### [The exercise]
Type out the records that follow, exactly as given.

___ Task data

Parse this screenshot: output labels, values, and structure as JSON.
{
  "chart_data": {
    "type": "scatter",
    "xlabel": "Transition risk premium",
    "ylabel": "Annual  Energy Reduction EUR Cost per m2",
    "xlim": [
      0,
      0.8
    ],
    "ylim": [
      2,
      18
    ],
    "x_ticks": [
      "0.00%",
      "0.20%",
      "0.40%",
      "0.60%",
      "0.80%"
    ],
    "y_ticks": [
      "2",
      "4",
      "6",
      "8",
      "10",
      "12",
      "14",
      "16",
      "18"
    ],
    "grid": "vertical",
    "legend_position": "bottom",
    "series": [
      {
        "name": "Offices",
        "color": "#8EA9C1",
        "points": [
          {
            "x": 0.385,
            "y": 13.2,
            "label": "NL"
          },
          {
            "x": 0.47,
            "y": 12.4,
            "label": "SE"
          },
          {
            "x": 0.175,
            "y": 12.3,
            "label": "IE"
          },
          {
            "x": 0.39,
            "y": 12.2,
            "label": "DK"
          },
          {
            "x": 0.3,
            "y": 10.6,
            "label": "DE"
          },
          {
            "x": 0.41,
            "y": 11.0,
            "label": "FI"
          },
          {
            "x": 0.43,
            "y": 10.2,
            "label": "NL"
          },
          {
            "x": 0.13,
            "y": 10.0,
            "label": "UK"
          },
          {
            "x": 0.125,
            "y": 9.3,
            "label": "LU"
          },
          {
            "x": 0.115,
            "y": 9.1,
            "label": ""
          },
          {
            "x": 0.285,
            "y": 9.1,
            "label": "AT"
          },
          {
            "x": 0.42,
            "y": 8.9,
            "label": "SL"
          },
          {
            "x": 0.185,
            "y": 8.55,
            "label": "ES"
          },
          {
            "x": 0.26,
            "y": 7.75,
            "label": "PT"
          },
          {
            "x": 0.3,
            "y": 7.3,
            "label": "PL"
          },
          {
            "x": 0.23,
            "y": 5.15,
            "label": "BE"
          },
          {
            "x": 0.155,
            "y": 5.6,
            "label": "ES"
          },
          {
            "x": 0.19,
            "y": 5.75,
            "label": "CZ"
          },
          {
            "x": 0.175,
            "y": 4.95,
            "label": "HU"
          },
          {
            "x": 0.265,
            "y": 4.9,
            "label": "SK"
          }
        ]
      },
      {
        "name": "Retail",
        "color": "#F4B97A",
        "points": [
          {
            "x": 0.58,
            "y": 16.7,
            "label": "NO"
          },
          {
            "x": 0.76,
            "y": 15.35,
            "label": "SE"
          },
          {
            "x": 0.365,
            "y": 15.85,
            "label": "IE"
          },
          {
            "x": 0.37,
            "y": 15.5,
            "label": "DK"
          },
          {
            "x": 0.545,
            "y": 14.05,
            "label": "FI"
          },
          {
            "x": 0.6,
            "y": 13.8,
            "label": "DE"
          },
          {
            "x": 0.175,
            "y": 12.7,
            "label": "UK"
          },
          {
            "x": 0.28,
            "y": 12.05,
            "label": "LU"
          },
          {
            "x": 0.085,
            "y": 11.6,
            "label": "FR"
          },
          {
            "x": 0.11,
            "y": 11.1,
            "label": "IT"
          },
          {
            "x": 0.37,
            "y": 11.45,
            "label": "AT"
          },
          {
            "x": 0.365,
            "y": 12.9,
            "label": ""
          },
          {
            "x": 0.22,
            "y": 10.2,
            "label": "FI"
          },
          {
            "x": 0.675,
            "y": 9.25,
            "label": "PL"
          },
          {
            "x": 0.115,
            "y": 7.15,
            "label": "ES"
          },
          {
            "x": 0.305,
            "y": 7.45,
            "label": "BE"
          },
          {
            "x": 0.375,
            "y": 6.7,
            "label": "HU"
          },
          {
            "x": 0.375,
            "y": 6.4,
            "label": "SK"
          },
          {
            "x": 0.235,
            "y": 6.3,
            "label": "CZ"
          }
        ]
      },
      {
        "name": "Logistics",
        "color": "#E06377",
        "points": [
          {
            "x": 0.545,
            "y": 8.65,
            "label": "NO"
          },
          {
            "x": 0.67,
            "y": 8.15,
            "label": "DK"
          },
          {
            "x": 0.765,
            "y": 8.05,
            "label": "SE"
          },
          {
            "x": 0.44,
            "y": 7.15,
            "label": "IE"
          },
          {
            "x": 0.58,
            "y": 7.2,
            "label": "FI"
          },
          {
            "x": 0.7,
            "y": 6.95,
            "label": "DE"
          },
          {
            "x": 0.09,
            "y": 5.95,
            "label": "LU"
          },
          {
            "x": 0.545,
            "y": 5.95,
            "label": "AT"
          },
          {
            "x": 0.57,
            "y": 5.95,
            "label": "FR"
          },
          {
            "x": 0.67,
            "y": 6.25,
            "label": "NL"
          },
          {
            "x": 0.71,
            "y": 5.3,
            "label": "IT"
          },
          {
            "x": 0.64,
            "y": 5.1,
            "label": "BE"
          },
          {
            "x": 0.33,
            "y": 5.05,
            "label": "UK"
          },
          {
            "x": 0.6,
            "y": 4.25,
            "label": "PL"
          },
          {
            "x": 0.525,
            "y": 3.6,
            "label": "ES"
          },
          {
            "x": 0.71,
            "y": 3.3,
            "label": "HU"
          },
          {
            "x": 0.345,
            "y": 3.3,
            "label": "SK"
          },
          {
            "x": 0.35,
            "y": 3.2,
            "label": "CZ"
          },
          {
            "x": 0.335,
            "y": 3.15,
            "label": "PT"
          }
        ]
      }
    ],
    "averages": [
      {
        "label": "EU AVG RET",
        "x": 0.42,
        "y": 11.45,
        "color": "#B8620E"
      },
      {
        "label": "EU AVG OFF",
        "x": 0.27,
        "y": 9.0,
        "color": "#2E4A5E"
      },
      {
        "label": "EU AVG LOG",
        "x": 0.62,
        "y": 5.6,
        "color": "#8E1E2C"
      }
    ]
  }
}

______

### [Solution]
Parse this screenshot: output labels, values, and structure as JSON.
{
  "chart_data": {
    "type": "scatter",
    "xlabel": "Transition risk premium",
    "ylabel": "Annual  Energy Reduction EUR Cost per m2",
    "xlim": [
      0,
      0.8
    ],
    "ylim": [
      2,
      18
    ],
    "x_ticks": [
      "0.00%",
      "0.20%",
      "0.40%",
      "0.60%",
      "0.80%"
    ],
    "y_ticks": [
      "2",
      "4",
      "6",
      "8",
      "10",
      "12",
      "14",
      "16",
      "18"
    ],
    "grid": "vertical",
    "legend_position": "bottom",
    "series": [
      {
        "name": "Offices",
        "color": "#8EA9C1",
        "points": [
          {
            "x": 0.385,
            "y": 13.2,
            "label": "NL"
          },
          {
            "x": 0.47,
            "y": 12.4,
            "label": "SE"
          },
          {
            "x": 0.175,
            "y": 12.3,
            "label": "IE"
          },
          {
            "x": 0.39,
            "y": 12.2,
            "label": "DK"
          },
          {
            "x": 0.3,
            "y": 10.6,
            "label": "DE"
          },
          {
            "x": 0.41,
            "y": 11.0,
            "label": "FI"
          },
          {
            "x": 0.43,
            "y": 10.2,
            "label": "NL"
          },
          {
            "x": 0.13,
            "y": 10.0,
            "label": "UK"
          },
          {
            "x": 0.125,
            "y": 9.3,
            "label": "LU"
          },
          {
            "x": 0.115,
            "y": 9.1,
            "label": ""
          },
          {
            "x": 0.285,
            "y": 9.1,
            "label": "AT"
          },
          {
            "x": 0.42,
            "y": 8.9,
            "label": "SL"
          },
          {
            "x": 0.185,
            "y": 8.55,
            "label": "ES"
          },
          {
            "x": 0.26,
            "y": 7.75,
            "label": "PT"
          },
          {
            "x": 0.3,
            "y": 7.3,
            "label": "PL"
          },
          {
            "x": 0.23,
            "y": 5.15,
            "label": "BE"
          },
          {
            "x": 0.155,
            "y": 5.6,
            "label": "ES"
          },
          {
            "x": 0.19,
            "y": 5.75,
            "label": "CZ"
          },
          {
            "x": 0.175,
            "y": 4.95,
            "label": "HU"
          },
          {
            "x": 0.265,
            "y": 4.9,
            "label": "SK"
          }
        ]
      },
      {
        "name": "Retail",
        "color": "#F4B97A",
        "points": [
          {
            "x": 0.58,
            "y": 16.7,
            "label": "NO"
          },
          {
            "x": 0.76,
            "y": 15.35,
            "label": "SE"
          },
          {
            "x": 0.365,
            "y": 15.85,
            "label": "IE"
          },
          {
            "x": 0.37,
            "y": 15.5,
            "label": "DK"
          },
          {
            "x": 0.545,
            "y": 14.05,
            "label": "FI"
          },
          {
            "x": 0.6,
            "y": 13.8,
            "label": "DE"
          },
          {
            "x": 0.175,
            "y": 12.7,
            "label": "UK"
          },
          {
            "x": 0.28,
            "y": 12.05,
            "label": "LU"
          },
          {
            "x": 0.085,
            "y": 11.6,
            "label": "FR"
          },
          {
            "x": 0.11,
            "y": 11.1,
            "label": "IT"
          },
          {
            "x": 0.37,
            "y": 11.45,
            "label": "AT"
          },
          {
            "x": 0.365,
            "y": 12.9,
            "label": ""
          },
          {
            "x": 0.22,
            "y": 10.2,
            "label": "FI"
          },
          {
            "x": 0.675,
            "y": 9.25,
            "label": "PL"
          },
          {
            "x": 0.115,
            "y": 7.15,
            "label": "ES"
          },
          {
            "x": 0.305,
            "y": 7.45,
            "label": "BE"
          },
          {
            "x": 0.375,
            "y": 6.7,
            "label": "HU"
          },
          {
            "x": 0.375,
            "y": 6.4,
            "label": "SK"
          },
          {
            "x": 0.235,
            "y": 6.3,
            "label": "CZ"
          }
        ]
      },
      {
        "name": "Logistics",
        "color": "#E06377",
        "points": [
          {
            "x": 0.545,
            "y": 8.65,
            "label": "NO"
          },
          {
            "x": 0.67,
            "y": 8.15,
            "label": "DK"
          },
          {
            "x": 0.765,
            "y": 8.05,
            "label": "SE"
          },
          {
            "x": 0.44,
            "y": 7.15,
            "label": "IE"
          },
          {
            "x": 0.58,
            "y": 7.2,
            "label": "FI"
          },
          {
            "x": 0.7,
            "y": 6.95,
            "label": "DE"
          },
          {
            "x": 0.09,
            "y": 5.95,
            "label": "LU"
          },
          {
            "x": 0.545,
            "y": 5.95,
            "label": "AT"
          },
          {
            "x": 0.57,
            "y": 5.95,
            "label": "FR"
          },
          {
            "x": 0.67,
            "y": 6.25,
            "label": "NL"
          },
          {
            "x": 0.71,
            "y": 5.3,
            "label": "IT"
          },
          {
            "x": 0.64,
            "y": 5.1,
            "label": "BE"
          },
          {
            "x": 0.33,
            "y": 5.05,
            "label": "UK"
          },
          {
            "x": 0.6,
            "y": 4.25,
            "label": "PL"
          },
          {
            "x": 0.525,
            "y": 3.6,
            "label": "ES"
          },
          {
            "x": 0.71,
            "y": 3.3,
            "label": "HU"
          },
          {
            "x": 0.345,
            "y": 3.3,
            "label": "SK"
          },
          {
            "x": 0.35,
            "y": 3.2,
            "label": "CZ"
          },
          {
            "x": 0.335,
            "y": 3.15,
            "label": "PT"
          }
        ]
      }
    ],
    "averages": [
      {
        "label": "EU AVG RET",
        "x": 0.42,
        "y": 11.45,
        "color": "#B8620E"
      },
      {
        "label": "EU AVG OFF",
        "x": 0.27,
        "y": 9.0,
        "color": "#2E4A5E"
      },
      {
        "label": "EU AVG LOG",
        "x": 0.62,
        "y": 5.6,
        "color": "#8E1E2C"
      }
    ]
  }
}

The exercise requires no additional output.